══ PROVIDED INFORMATION

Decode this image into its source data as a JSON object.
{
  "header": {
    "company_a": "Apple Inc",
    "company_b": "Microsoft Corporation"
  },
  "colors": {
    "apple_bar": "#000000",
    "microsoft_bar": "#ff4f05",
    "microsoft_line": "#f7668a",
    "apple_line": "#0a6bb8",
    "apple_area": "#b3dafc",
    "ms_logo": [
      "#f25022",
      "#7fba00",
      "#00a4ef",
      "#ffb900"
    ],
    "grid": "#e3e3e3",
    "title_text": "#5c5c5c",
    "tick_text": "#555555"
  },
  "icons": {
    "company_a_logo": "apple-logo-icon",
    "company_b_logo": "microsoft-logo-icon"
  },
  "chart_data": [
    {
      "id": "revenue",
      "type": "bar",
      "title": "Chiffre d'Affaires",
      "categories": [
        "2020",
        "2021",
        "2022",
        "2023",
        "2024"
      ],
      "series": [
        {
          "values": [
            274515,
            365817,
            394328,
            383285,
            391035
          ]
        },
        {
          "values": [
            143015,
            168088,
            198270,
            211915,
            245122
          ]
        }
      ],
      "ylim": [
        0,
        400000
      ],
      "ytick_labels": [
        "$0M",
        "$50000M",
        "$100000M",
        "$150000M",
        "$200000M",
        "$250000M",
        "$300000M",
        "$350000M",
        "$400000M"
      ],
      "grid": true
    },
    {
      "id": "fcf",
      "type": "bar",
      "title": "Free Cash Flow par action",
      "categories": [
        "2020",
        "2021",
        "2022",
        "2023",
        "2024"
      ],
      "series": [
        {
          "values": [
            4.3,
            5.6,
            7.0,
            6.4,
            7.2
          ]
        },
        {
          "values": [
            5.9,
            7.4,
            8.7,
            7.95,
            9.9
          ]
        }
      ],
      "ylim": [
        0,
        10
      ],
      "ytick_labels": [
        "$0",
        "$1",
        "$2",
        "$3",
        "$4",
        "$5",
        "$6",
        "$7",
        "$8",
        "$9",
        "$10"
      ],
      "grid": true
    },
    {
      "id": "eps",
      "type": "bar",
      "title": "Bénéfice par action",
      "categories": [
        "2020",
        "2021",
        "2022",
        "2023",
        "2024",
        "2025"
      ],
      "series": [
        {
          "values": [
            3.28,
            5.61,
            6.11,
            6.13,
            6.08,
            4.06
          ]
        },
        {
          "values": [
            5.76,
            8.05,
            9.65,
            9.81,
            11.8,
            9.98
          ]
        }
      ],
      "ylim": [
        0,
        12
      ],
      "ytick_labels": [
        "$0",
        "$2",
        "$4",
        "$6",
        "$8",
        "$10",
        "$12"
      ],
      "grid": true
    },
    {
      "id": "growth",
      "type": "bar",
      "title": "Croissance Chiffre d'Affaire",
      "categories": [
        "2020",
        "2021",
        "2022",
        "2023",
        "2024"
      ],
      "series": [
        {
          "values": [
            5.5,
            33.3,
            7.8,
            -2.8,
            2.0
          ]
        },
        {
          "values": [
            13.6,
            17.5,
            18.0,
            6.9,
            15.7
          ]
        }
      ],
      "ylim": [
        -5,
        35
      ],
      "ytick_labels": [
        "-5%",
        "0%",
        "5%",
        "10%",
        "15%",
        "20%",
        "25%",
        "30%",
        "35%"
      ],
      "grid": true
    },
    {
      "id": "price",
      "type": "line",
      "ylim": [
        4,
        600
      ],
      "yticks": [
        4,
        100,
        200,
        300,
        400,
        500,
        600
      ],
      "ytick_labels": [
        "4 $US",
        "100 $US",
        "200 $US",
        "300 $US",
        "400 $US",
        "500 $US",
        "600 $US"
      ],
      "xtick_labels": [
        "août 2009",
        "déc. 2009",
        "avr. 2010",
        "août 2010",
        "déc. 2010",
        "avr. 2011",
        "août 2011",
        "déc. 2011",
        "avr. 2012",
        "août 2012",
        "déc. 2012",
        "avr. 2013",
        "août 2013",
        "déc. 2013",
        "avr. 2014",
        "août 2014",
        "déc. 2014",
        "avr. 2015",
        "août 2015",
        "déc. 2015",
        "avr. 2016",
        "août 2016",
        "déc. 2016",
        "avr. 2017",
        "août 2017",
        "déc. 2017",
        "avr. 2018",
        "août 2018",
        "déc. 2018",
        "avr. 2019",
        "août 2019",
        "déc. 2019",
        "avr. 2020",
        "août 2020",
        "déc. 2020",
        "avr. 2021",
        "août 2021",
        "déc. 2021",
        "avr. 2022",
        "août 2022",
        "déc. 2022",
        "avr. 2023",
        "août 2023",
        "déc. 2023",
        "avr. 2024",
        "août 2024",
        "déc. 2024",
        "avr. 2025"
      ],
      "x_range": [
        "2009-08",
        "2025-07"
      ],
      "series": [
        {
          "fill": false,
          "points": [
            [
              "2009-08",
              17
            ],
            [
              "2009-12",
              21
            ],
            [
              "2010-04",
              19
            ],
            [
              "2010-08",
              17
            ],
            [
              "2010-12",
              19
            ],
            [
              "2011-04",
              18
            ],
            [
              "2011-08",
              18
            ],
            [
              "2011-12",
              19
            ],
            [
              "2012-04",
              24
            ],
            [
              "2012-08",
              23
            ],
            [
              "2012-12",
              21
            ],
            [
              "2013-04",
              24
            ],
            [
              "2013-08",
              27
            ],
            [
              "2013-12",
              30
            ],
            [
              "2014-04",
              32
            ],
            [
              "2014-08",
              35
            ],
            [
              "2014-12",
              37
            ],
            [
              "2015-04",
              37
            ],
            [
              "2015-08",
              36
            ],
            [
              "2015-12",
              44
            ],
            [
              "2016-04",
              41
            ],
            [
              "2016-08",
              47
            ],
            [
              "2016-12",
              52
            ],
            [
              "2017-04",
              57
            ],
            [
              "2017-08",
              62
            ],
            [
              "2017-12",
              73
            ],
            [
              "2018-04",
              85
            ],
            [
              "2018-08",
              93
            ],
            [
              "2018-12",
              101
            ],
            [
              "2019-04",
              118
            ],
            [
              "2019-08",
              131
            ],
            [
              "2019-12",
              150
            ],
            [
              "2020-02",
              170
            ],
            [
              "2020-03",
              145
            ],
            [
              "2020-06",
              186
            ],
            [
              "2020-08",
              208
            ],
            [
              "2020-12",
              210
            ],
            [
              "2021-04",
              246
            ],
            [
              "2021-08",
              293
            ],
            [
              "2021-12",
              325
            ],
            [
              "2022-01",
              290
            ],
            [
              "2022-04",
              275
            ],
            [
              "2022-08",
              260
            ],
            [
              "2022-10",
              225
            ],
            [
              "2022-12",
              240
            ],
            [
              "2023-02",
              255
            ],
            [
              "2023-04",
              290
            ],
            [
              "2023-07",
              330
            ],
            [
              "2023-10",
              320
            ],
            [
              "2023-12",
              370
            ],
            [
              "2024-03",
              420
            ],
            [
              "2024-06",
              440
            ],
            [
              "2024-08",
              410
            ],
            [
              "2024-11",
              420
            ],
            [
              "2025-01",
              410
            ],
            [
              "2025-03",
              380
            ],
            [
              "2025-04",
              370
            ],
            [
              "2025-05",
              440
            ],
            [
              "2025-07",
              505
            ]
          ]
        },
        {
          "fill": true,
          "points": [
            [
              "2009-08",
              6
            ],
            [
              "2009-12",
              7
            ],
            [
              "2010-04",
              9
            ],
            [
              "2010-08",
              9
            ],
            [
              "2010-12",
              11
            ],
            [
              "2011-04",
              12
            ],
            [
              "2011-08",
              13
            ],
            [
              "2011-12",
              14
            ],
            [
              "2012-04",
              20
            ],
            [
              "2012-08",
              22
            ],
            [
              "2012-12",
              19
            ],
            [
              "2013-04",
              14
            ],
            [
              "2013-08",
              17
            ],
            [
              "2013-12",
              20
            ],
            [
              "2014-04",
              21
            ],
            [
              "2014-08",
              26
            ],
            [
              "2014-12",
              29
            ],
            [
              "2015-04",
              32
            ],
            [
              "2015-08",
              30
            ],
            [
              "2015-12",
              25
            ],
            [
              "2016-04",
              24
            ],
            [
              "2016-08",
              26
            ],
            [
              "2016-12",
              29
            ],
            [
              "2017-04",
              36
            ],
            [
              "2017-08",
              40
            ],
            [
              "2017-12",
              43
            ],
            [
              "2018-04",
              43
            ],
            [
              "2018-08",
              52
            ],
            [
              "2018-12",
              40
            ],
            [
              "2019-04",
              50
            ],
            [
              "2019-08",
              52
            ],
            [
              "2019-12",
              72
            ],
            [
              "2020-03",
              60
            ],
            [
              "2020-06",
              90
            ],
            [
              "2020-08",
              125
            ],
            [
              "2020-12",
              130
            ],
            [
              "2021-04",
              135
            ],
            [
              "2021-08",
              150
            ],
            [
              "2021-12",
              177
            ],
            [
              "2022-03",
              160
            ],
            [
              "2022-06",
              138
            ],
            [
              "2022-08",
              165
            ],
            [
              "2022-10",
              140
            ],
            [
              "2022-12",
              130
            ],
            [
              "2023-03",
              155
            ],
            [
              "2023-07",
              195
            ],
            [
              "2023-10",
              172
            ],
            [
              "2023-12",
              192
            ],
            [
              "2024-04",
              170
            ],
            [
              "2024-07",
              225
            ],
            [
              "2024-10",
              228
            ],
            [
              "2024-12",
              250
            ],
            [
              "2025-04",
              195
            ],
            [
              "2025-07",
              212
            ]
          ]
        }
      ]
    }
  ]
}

════

◆ THE TASK
Copy the lines from the entries above in which the word "Chiffre" appears.

◆ SOLUTION FOR THIS EXERCISE
      "title": "Chiffre d'Affaires",
      "title": "Croissance Chiffre d'Affaire",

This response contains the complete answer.